[Collection entries]
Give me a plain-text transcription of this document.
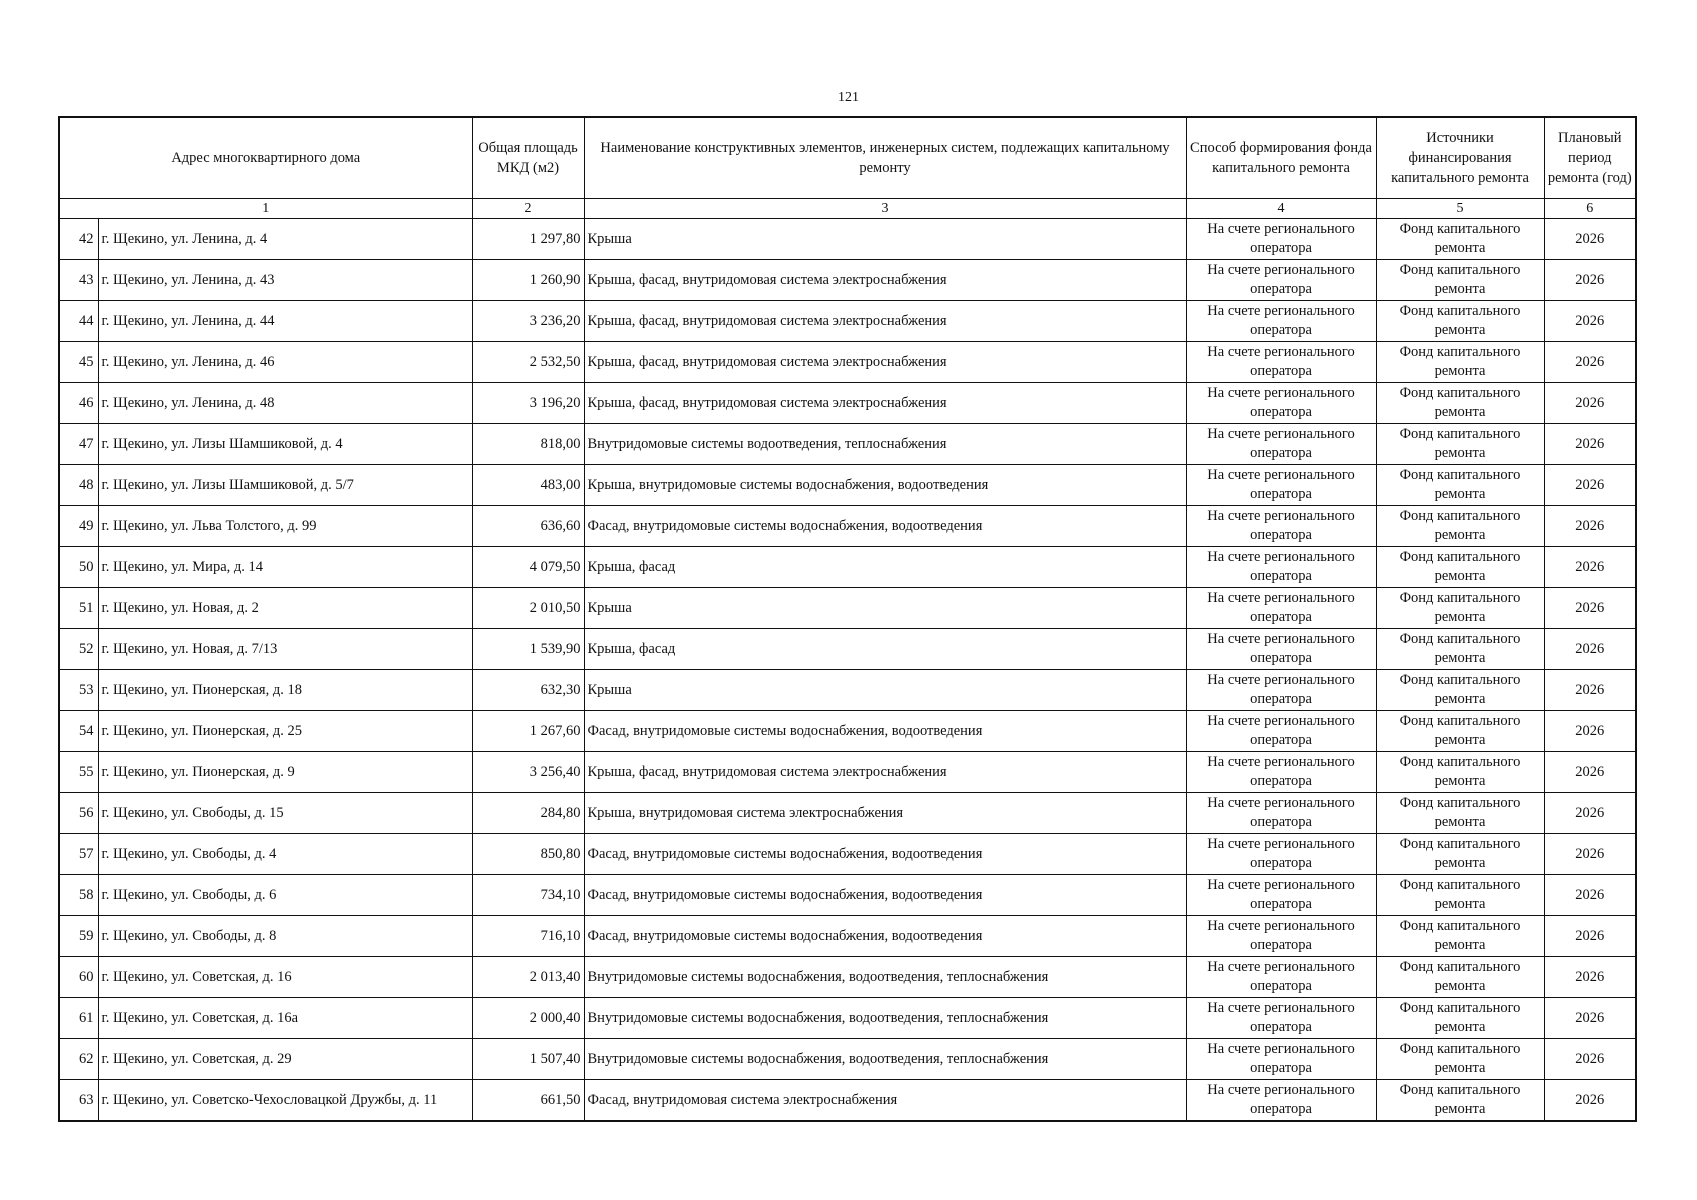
121
Адрес многоквартирного дома		Общая площадь МКД (м2)	Наименование конструктивных элементов, инженерных систем, подлежащих капитальному ремонту	Способ формирования фонда капитального ремонта	Источники финансирования капитального ремонта	Плановый период ремонта (год)
1		2	3	4	5	6
42	г. Щекино, ул. Ленина, д. 4	1 297,80	Крыша	На счете регионального оператора	Фонд капитального ремонта	2026
43	г. Щекино, ул. Ленина, д. 43	1 260,90	Крыша, фасад, внутридомовая система электроснабжения	На счете регионального оператора	Фонд капитального ремонта	2026
44	г. Щекино, ул. Ленина, д. 44	3 236,20	Крыша, фасад, внутридомовая система электроснабжения	На счете регионального оператора	Фонд капитального ремонта	2026
45	г. Щекино, ул. Ленина, д. 46	2 532,50	Крыша, фасад, внутридомовая система электроснабжения	На счете регионального оператора	Фонд капитального ремонта	2026
46	г. Щекино, ул. Ленина, д. 48	3 196,20	Крыша, фасад, внутридомовая система электроснабжения	На счете регионального оператора	Фонд капитального ремонта	2026
47	г. Щекино, ул. Лизы Шамшиковой, д. 4	818,00	Внутридомовые системы водоотведения, теплоснабжения	На счете регионального оператора	Фонд капитального ремонта	2026
48	г. Щекино, ул. Лизы Шамшиковой, д. 5/7	483,00	Крыша, внутридомовые системы водоснабжения, водоотведения	На счете регионального оператора	Фонд капитального ремонта	2026
49	г. Щекино, ул. Льва Толстого, д. 99	636,60	Фасад, внутридомовые системы водоснабжения, водоотведения	На счете регионального оператора	Фонд капитального ремонта	2026
50	г. Щекино, ул. Мира, д. 14	4 079,50	Крыша, фасад	На счете регионального оператора	Фонд капитального ремонта	2026
51	г. Щекино, ул. Новая, д. 2	2 010,50	Крыша	На счете регионального оператора	Фонд капитального ремонта	2026
52	г. Щекино, ул. Новая, д. 7/13	1 539,90	Крыша, фасад	На счете регионального оператора	Фонд капитального ремонта	2026
53	г. Щекино, ул. Пионерская, д. 18	632,30	Крыша	На счете регионального оператора	Фонд капитального ремонта	2026
54	г. Щекино, ул. Пионерская, д. 25	1 267,60	Фасад, внутридомовые системы водоснабжения, водоотведения	На счете регионального оператора	Фонд капитального ремонта	2026
55	г. Щекино, ул. Пионерская, д. 9	3 256,40	Крыша, фасад, внутридомовая система электроснабжения	На счете регионального оператора	Фонд капитального ремонта	2026
56	г. Щекино, ул. Свободы, д. 15	284,80	Крыша, внутридомовая система электроснабжения	На счете регионального оператора	Фонд капитального ремонта	2026
57	г. Щекино, ул. Свободы, д. 4	850,80	Фасад, внутридомовые системы водоснабжения, водоотведения	На счете регионального оператора	Фонд капитального ремонта	2026
58	г. Щекино, ул. Свободы, д. 6	734,10	Фасад, внутридомовые системы водоснабжения, водоотведения	На счете регионального оператора	Фонд капитального ремонта	2026
59	г. Щекино, ул. Свободы, д. 8	716,10	Фасад, внутридомовые системы водоснабжения, водоотведения	На счете регионального оператора	Фонд капитального ремонта	2026
60	г. Щекино, ул. Советская, д. 16	2 013,40	Внутридомовые системы водоснабжения, водоотведения, теплоснабжения	На счете регионального оператора	Фонд капитального ремонта	2026
61	г. Щекино, ул. Советская, д. 16а	2 000,40	Внутридомовые системы водоснабжения, водоотведения, теплоснабжения	На счете регионального оператора	Фонд капитального ремонта	2026
62	г. Щекино, ул. Советская, д. 29	1 507,40	Внутридомовые системы водоснабжения, водоотведения, теплоснабжения	На счете регионального оператора	Фонд капитального ремонта	2026
63	г. Щекино, ул. Советско-Чехословацкой Дружбы, д. 11	661,50	Фасад, внутридомовая система электроснабжения	На счете регионального оператора	Фонд капитального ремонта	2026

* Set problem
Write out all the records again, exactly, minus any pictures.

* Finished answer
Give me a plain-text transcription of this document.
121
Адрес многоквартирного дома		Общая площадь МКД (м2)	Наименование конструктивных элементов, инженерных систем, подлежащих капитальному ремонту	Способ формирования фонда капитального ремонта	Источники финансирования капитального ремонта	Плановый период ремонта (год)
1		2	3	4	5	6
42	г. Щекино, ул. Ленина, д. 4	1 297,80	Крыша	На счете регионального оператора	Фонд капитального ремонта	2026
43	г. Щекино, ул. Ленина, д. 43	1 260,90	Крыша, фасад, внутридомовая система электроснабжения	На счете регионального оператора	Фонд капитального ремонта	2026
44	г. Щекино, ул. Ленина, д. 44	3 236,20	Крыша, фасад, внутридомовая система электроснабжения	На счете регионального оператора	Фонд капитального ремонта	2026
45	г. Щекино, ул. Ленина, д. 46	2 532,50	Крыша, фасад, внутридомовая система электроснабжения	На счете регионального оператора	Фонд капитального ремонта	2026
46	г. Щекино, ул. Ленина, д. 48	3 196,20	Крыша, фасад, внутридомовая система электроснабжения	На счете регионального оператора	Фонд капитального ремонта	2026
47	г. Щекино, ул. Лизы Шамшиковой, д. 4	818,00	Внутридомовые системы водоотведения, теплоснабжения	На счете регионального оператора	Фонд капитального ремонта	2026
48	г. Щекино, ул. Лизы Шамшиковой, д. 5/7	483,00	Крыша, внутридомовые системы водоснабжения, водоотведения	На счете регионального оператора	Фонд капитального ремонта	2026
49	г. Щекино, ул. Льва Толстого, д. 99	636,60	Фасад, внутридомовые системы водоснабжения, водоотведения	На счете регионального оператора	Фонд капитального ремонта	2026
50	г. Щекино, ул. Мира, д. 14	4 079,50	Крыша, фасад	На счете регионального оператора	Фонд капитального ремонта	2026
51	г. Щекино, ул. Новая, д. 2	2 010,50	Крыша	На счете регионального оператора	Фонд капитального ремонта	2026
52	г. Щекино, ул. Новая, д. 7/13	1 539,90	Крыша, фасад	На счете регионального оператора	Фонд капитального ремонта	2026
53	г. Щекино, ул. Пионерская, д. 18	632,30	Крыша	На счете регионального оператора	Фонд капитального ремонта	2026
54	г. Щекино, ул. Пионерская, д. 25	1 267,60	Фасад, внутридомовые системы водоснабжения, водоотведения	На счете регионального оператора	Фонд капитального ремонта	2026
55	г. Щекино, ул. Пионерская, д. 9	3 256,40	Крыша, фасад, внутридомовая система электроснабжения	На счете регионального оператора	Фонд капитального ремонта	2026
56	г. Щекино, ул. Свободы, д. 15	284,80	Крыша, внутридомовая система электроснабжения	На счете регионального оператора	Фонд капитального ремонта	2026
57	г. Щекино, ул. Свободы, д. 4	850,80	Фасад, внутридомовые системы водоснабжения, водоотведения	На счете регионального оператора	Фонд капитального ремонта	2026
58	г. Щекино, ул. Свободы, д. 6	734,10	Фасад, внутридомовые системы водоснабжения, водоотведения	На счете регионального оператора	Фонд капитального ремонта	2026
59	г. Щекино, ул. Свободы, д. 8	716,10	Фасад, внутридомовые системы водоснабжения, водоотведения	На счете регионального оператора	Фонд капитального ремонта	2026
60	г. Щекино, ул. Советская, д. 16	2 013,40	Внутридомовые системы водоснабжения, водоотведения, теплоснабжения	На счете регионального оператора	Фонд капитального ремонта	2026
61	г. Щекино, ул. Советская, д. 16а	2 000,40	Внутридомовые системы водоснабжения, водоотведения, теплоснабжения	На счете регионального оператора	Фонд капитального ремонта	2026
62	г. Щекино, ул. Советская, д. 29	1 507,40	Внутридомовые системы водоснабжения, водоотведения, теплоснабжения	На счете регионального оператора	Фонд капитального ремонта	2026
63	г. Щекино, ул. Советско-Чехословацкой Дружбы, д. 11	661,50	Фасад, внутридомовая система электроснабжения	На счете регионального оператора	Фонд капитального ремонта	2026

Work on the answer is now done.